Written exercise:
Retype the records below exactly as they appear.

Dataset:
# # #

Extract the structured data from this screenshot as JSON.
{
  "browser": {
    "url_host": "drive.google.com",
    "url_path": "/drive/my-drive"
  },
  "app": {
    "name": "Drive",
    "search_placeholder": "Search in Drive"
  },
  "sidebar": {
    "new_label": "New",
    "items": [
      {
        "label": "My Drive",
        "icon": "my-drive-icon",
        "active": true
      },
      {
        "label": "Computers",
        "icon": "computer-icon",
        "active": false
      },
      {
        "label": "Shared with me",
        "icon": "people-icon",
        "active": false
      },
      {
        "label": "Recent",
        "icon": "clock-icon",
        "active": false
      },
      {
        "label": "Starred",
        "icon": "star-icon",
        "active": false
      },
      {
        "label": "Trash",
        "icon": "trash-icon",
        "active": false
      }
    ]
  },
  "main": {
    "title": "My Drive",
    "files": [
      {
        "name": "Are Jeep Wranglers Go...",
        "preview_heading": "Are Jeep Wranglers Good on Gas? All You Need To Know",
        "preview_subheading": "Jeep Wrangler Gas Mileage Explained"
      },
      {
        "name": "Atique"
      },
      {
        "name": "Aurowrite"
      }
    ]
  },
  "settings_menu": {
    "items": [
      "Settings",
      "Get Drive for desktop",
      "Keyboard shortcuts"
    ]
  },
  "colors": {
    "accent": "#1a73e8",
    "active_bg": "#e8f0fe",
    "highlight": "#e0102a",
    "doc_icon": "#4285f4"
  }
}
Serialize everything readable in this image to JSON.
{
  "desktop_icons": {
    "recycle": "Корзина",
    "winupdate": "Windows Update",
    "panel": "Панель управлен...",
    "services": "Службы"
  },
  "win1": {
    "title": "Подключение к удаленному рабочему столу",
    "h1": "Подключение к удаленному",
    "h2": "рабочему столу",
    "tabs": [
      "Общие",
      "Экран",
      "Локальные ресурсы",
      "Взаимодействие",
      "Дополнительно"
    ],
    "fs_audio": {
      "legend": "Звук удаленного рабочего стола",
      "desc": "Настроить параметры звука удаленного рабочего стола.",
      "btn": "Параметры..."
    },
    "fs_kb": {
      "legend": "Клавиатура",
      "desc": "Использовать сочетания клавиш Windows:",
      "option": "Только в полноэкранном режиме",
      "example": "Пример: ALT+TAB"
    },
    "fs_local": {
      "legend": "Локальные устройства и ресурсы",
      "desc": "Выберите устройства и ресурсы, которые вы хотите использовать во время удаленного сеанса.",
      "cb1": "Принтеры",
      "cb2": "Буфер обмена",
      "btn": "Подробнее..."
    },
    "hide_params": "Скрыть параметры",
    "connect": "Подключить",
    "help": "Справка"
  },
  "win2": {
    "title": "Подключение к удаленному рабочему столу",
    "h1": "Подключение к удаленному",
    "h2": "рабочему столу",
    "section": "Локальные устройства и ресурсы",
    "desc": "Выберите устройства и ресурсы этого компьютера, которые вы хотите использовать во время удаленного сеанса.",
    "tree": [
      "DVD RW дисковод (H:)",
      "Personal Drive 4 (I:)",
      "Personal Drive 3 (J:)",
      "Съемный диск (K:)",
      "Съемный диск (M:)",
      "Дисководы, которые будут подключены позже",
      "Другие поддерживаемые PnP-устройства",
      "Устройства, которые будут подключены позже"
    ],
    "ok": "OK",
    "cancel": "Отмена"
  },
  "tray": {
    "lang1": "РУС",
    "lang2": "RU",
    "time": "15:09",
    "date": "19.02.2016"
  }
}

# # #

Final result:
Extract the structured data from this screenshot as JSON.
{
  "browser": {
    "url_host": "drive.google.com",
    "url_path": "/drive/my-drive"
  },
  "app": {
    "name": "Drive",
    "search_placeholder": "Search in Drive"
  },
  "sidebar": {
    "new_label": "New",
    "items": [
      {
        "label": "My Drive",
        "icon": "my-drive-icon",
        "active": true
      },
      {
        "label": "Computers",
        "icon": "computer-icon",
        "active": false
      },
      {
        "label": "Shared with me",
        "icon": "people-icon",
        "active": false
      },
      {
        "label": "Recent",
        "icon": "clock-icon",
        "active": false
      },
      {
        "label": "Starred",
        "icon": "star-icon",
        "active": false
      },
      {
        "label": "Trash",
        "icon": "trash-icon",
        "active": false
      }
    ]
  },
  "main": {
    "title": "My Drive",
    "files": [
      {
        "name": "Are Jeep Wranglers Go...",
        "preview_heading": "Are Jeep Wranglers Good on Gas? All You Need To Know",
        "preview_subheading": "Jeep Wrangler Gas Mileage Explained"
      },
      {
        "name": "Atique"
      },
      {
        "name": "Aurowrite"
      }
    ]
  },
  "settings_menu": {
    "items": [
      "Settings",
      "Get Drive for desktop",
      "Keyboard shortcuts"
    ]
  },
  "colors": {
    "accent": "#1a73e8",
    "active_bg": "#e8f0fe",
    "highlight": "#e0102a",
    "doc_icon": "#4285f4"
  }
}
Serialize everything readable in this image to JSON.
{
  "desktop_icons": {
    "recycle": "Корзина",
    "winupdate": "Windows Update",
    "panel": "Панель управлен...",
    "services": "Службы"
  },
  "win1": {
    "title": "Подключение к удаленному рабочему столу",
    "h1": "Подключение к удаленному",
    "h2": "рабочему столу",
    "tabs": [
      "Общие",
      "Экран",
      "Локальные ресурсы",
      "Взаимодействие",
      "Дополнительно"
    ],
    "fs_audio": {
      "legend": "Звук удаленного рабочего стола",
      "desc": "Настроить параметры звука удаленного рабочего стола.",
      "btn": "Параметры..."
    },
    "fs_kb": {
      "legend": "Клавиатура",
      "desc": "Использовать сочетания клавиш Windows:",
      "option": "Только в полноэкранном режиме",
      "example": "Пример: ALT+TAB"
    },
    "fs_local": {
      "legend": "Локальные устройства и ресурсы",
      "desc": "Выберите устройства и ресурсы, которые вы хотите использовать во время удаленного сеанса.",
      "cb1": "Принтеры",
      "cb2": "Буфер обмена",
      "btn": "Подробнее..."
    },
    "hide_params": "Скрыть параметры",
    "connect": "Подключить",
    "help": "Справка"
  },
  "win2": {
    "title": "Подключение к удаленному рабочему столу",
    "h1": "Подключение к удаленному",
    "h2": "рабочему столу",
    "section": "Локальные устройства и ресурсы",
    "desc": "Выберите устройства и ресурсы этого компьютера, которые вы хотите использовать во время удаленного сеанса.",
    "tree": [
      "DVD RW дисковод (H:)",
      "Personal Drive 4 (I:)",
      "Personal Drive 3 (J:)",
      "Съемный диск (K:)",
      "Съемный диск (M:)",
      "Дисководы, которые будут подключены позже",
      "Другие поддерживаемые PnP-устройства",
      "Устройства, которые будут подключены позже"
    ],
    "ok": "OK",
    "cancel": "Отмена"
  },
  "tray": {
    "lang1": "РУС",
    "lang2": "RU",
    "time": "15:09",
    "date": "19.02.2016"
  }
}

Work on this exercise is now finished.